*EXCERPTED PASSAGE:*

Young Offenders Institutes: More harm than good?

Suicide, assault and despair: The story of Glen Parva prison

Suicide, assault and despair: The story of Glen Parva prison

Another day, another example of a crumbling prison system which does more damage to its occupants than good.

The inspector of prisons' report into Glen Parva prison, a young offender's institute, is damning. Three young men have taken their own lives since April. Assaults on staff and prisoners have risen by a quarter over the last year, although this is probably an underestimate. The inspectors weren't assured that all incidents were being reported.

The segregation unit is being used all the time. The suspicion is that this is a way for prisoners to find safety. Twenty-eight per cent of inmates are locked in their cell throughout the working day.

It sounds "more like an extract from William Golding's Lord of the Flies than a report on an institution that is meant to help young people turn their lives around", Howard League chief executive Francis Crook said.

Staff shortages account for some of the problem. Howard League research suggests staff have been cut from 250 in September 2010 to just 140 now.

Prison chaos is often spoken about as if it was a bureaucratic affair. It isn't. This policy failure claims lives – those of the offenders and those of their future victims when they emerge from prison in a worse state than they were put in.

Here is the family of one of the young men who committed suicide in Glen Parva:

"Myself and my family have been left utterly devastated and heartbroken over the apparent suicide of my son Greg, whilst in the care of Glen Parva.

"Our thoughts are with any other family this has happened to and pray that no other family is left as desolate as we are without our precious baby."

The psychological effects of a stay at Glen Parva must be considerable. It is damaging people who cannot afford to be further damaged.

Here's the mother of a young adult in the prison, in a letter to the prisons inspector describing why she asked for her son to be moved to another institution:

"During [an earlier spell in Glen Parva] he was the victim of three separate assaults by three different inmates, had his trainers stolen from him whilst wearing them, been unable to leave his unit or move about the prison due to a risk to his personal safety and has had to move units at least five times due to acts of violence against him or bullying.

"The last assault resulted in [him] being taken to [hospital] with a suspected broken jaw."

"Prior to my son being an inmate at Glen Parva he had made nine suicide attempts in the space of roughly 12 months and was hospitalised on most of these occasions. Glen Parva were aware of my son's fragile mental health, hence him being put on an ACCT [Assessment, Care in Custody and Teamwork] upon his arrival there.

"He was unable to leave his unit because of the risk to his safety, so was unable to join in with any work or activities. Is the government and its ministers aware that services they claim to provide are actually non-existent to some inmates?"

This is not an isolated case. Inspections of other young offenders' institutes, such as Aylesbury, Brinsford, Feltham and Isis, have resulted in damning reports.

The inspector's report is very clear: "This is a model of custody that does not work."

If the Ministry of Justice was a place which based decisions on evidence, rather than knee-jerk authoritarianism, they would take note of the savagery they are imposing on young people who need their lives turned round. It is not, so today's report is unlikely to make any difference at all.

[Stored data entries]
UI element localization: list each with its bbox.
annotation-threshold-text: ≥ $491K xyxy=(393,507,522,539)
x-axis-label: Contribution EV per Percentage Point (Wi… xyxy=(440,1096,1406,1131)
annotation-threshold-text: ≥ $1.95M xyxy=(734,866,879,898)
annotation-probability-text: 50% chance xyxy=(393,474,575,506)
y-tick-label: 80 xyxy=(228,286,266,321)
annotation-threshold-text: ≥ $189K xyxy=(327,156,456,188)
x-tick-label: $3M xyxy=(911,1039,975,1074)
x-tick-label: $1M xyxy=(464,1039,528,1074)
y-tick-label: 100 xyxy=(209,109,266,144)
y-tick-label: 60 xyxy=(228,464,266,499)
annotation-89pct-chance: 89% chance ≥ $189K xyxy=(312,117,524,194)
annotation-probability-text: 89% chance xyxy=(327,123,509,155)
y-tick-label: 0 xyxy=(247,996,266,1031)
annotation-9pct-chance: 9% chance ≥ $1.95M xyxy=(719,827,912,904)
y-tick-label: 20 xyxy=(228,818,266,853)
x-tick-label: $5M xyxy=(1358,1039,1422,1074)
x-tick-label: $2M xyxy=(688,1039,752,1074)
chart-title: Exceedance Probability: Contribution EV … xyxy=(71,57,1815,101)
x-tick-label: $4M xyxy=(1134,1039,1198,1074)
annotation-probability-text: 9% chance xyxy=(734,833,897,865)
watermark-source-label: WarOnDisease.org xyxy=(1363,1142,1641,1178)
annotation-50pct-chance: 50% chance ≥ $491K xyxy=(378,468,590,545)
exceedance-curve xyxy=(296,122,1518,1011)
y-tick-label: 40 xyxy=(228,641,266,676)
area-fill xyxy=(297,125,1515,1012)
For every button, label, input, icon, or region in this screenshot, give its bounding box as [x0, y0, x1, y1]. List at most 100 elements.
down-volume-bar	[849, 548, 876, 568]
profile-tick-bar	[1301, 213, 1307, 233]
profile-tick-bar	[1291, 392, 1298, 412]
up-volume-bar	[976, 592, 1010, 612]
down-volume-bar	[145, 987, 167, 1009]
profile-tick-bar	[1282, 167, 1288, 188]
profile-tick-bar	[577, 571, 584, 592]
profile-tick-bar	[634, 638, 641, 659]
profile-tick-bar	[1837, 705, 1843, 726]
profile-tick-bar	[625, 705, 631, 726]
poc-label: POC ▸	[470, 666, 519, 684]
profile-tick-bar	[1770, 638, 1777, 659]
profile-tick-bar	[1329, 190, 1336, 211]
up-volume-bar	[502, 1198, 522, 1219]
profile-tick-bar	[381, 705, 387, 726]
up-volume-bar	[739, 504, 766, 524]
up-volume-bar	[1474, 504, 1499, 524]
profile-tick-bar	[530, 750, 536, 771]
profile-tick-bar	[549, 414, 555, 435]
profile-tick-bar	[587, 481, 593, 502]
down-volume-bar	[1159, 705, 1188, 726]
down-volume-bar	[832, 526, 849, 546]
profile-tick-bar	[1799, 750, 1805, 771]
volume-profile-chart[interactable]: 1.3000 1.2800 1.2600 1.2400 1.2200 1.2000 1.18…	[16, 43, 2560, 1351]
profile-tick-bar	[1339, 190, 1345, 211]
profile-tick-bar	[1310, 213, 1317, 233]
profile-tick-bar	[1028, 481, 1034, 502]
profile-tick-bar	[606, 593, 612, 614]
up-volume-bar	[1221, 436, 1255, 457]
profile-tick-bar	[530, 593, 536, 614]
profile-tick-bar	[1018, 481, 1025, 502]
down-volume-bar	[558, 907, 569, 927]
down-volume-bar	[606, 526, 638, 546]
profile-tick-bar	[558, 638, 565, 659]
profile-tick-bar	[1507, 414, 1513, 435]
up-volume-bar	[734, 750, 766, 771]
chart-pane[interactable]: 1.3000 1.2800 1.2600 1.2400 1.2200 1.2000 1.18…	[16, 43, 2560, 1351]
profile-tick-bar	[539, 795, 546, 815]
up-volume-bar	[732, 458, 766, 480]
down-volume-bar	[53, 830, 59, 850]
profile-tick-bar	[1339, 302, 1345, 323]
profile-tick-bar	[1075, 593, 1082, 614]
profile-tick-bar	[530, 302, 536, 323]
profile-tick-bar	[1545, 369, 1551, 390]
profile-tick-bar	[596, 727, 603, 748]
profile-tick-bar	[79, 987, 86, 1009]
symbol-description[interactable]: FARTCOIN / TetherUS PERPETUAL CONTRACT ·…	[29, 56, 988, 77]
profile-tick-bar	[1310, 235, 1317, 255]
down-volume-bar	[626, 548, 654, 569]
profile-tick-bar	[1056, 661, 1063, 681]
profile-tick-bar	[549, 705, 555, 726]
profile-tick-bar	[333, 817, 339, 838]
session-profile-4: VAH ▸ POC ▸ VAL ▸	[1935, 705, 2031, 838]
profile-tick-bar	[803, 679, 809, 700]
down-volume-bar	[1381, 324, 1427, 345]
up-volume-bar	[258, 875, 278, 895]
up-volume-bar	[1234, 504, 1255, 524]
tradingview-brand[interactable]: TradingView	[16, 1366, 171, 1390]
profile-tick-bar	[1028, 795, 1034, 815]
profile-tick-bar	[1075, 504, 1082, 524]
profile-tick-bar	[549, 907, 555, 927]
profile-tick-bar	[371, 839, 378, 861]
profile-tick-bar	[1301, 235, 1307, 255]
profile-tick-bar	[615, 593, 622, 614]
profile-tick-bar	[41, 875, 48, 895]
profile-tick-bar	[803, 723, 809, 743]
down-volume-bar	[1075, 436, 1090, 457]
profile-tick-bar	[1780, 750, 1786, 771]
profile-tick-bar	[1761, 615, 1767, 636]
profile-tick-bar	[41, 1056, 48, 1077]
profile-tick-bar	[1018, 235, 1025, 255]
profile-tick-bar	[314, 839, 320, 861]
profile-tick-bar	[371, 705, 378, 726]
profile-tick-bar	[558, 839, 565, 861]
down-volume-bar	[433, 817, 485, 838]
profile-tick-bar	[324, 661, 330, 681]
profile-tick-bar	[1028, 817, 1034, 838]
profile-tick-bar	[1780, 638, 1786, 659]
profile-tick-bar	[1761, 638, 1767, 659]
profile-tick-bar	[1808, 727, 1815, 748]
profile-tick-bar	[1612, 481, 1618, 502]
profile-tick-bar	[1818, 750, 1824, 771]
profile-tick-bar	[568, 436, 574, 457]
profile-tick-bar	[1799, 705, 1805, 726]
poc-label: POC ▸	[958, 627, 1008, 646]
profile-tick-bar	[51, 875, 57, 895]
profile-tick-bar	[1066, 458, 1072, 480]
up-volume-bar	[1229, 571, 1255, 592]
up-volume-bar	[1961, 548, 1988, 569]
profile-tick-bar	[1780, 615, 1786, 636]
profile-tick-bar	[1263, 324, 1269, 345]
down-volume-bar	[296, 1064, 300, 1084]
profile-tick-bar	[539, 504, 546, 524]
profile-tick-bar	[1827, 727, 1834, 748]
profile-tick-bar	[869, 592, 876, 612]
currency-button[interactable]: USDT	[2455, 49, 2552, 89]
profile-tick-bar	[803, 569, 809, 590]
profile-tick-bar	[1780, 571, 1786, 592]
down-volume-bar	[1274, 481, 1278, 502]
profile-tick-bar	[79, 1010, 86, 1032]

*WORK REQUIRED:*
According to the Glen Parva article, what share of inmates are locked in their cell throughout the working day? The entries are unrelated to the Glen Parva article and play no part here.

*RESPONSE TO THE EXERCISE:*
Twenty-eight per cent